### To be done:
From the entries provided below, copy each line that contains the word "Treasury".

_ _ _ _ _

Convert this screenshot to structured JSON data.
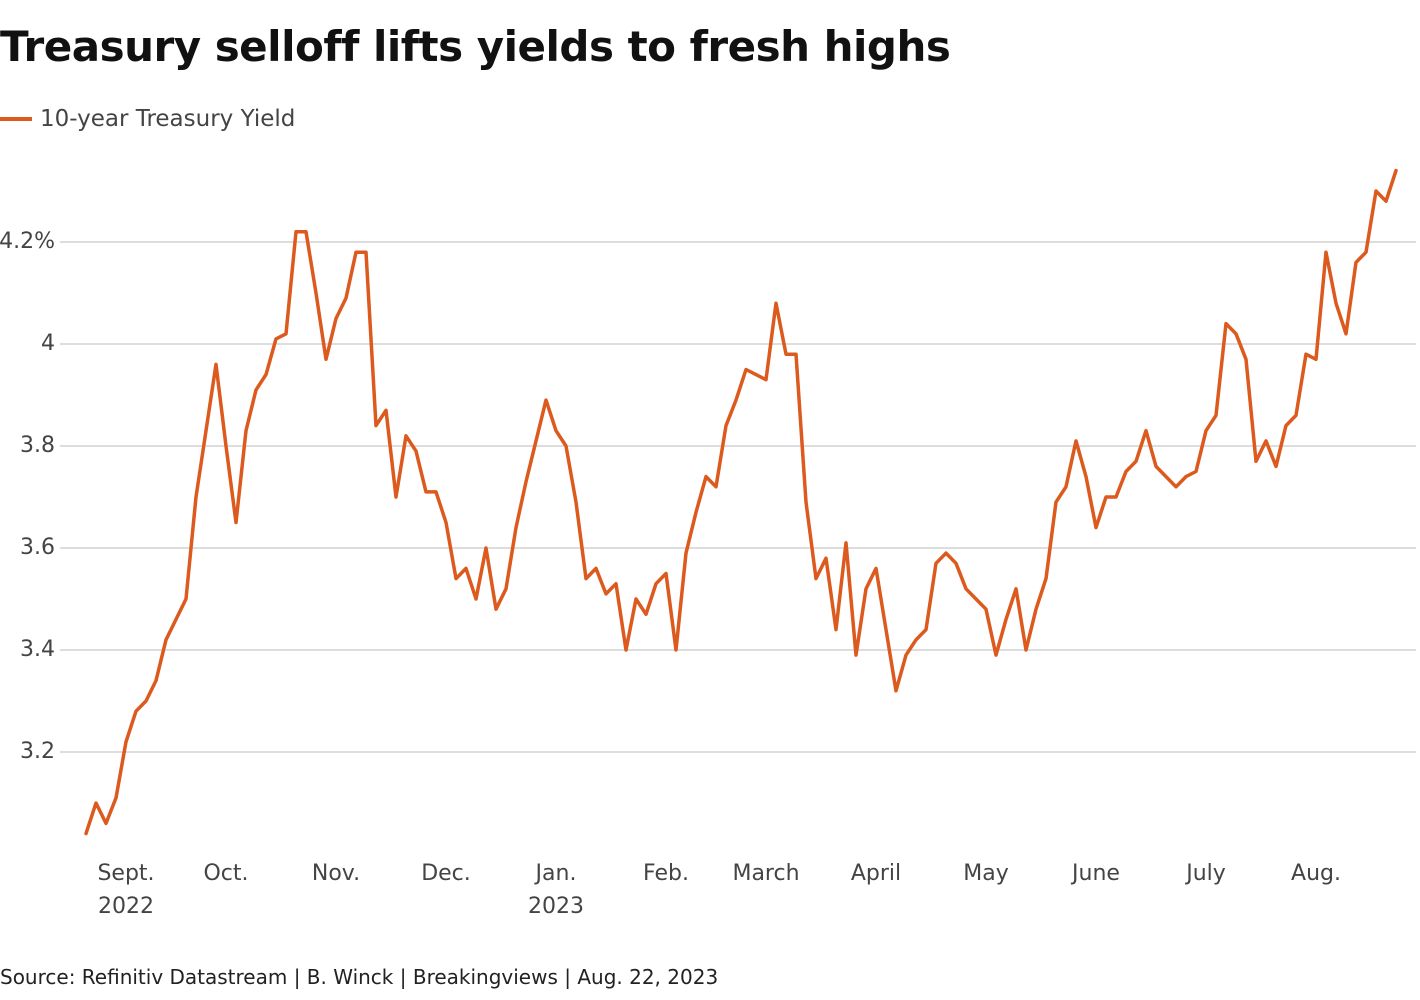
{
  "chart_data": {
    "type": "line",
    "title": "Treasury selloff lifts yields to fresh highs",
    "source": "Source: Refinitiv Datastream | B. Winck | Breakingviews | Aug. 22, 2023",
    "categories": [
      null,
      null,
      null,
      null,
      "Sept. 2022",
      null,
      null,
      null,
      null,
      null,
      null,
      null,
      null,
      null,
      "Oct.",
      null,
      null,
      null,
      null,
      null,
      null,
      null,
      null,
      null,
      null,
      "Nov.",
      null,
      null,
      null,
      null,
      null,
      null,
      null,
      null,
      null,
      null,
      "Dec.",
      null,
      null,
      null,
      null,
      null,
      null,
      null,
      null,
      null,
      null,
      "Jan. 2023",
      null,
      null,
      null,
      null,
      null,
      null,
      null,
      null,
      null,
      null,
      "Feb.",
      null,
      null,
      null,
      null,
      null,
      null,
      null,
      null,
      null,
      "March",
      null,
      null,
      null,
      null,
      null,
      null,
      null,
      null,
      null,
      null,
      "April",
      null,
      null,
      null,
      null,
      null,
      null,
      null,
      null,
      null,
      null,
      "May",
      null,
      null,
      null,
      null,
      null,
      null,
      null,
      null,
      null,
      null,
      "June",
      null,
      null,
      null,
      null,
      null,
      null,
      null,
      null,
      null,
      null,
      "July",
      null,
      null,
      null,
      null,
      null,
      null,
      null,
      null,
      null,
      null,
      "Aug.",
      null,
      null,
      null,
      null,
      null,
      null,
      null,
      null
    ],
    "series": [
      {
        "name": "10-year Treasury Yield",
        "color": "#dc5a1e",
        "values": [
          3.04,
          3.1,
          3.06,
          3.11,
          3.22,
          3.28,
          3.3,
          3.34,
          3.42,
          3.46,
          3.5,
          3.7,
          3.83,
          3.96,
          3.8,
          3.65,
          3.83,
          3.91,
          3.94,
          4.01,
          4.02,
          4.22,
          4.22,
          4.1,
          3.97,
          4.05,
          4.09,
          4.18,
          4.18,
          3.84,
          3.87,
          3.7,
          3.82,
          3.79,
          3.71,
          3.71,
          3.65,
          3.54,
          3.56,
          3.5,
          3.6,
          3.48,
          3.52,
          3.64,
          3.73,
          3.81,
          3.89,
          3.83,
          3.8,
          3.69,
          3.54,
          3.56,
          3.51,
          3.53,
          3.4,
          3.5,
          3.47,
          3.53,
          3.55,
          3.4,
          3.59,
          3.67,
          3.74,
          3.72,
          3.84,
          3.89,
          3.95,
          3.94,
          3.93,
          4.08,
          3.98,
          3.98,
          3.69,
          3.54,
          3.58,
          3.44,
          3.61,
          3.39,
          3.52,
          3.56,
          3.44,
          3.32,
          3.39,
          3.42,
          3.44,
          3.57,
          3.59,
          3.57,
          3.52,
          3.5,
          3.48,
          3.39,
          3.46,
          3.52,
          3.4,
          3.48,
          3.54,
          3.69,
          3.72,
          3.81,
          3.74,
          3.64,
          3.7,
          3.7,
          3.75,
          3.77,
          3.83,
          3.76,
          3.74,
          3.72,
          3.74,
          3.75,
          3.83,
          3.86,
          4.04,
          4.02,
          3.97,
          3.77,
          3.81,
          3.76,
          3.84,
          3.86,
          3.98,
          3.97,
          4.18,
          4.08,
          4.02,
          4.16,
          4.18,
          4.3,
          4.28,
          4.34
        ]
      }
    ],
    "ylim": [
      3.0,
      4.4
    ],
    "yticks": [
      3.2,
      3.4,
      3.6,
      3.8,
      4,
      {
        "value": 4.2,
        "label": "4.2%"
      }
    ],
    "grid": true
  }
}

_ _ _ _ _

### Full response:
    "title": "Treasury selloff lifts yields to fresh highs",
        "name": "10-year Treasury Yield",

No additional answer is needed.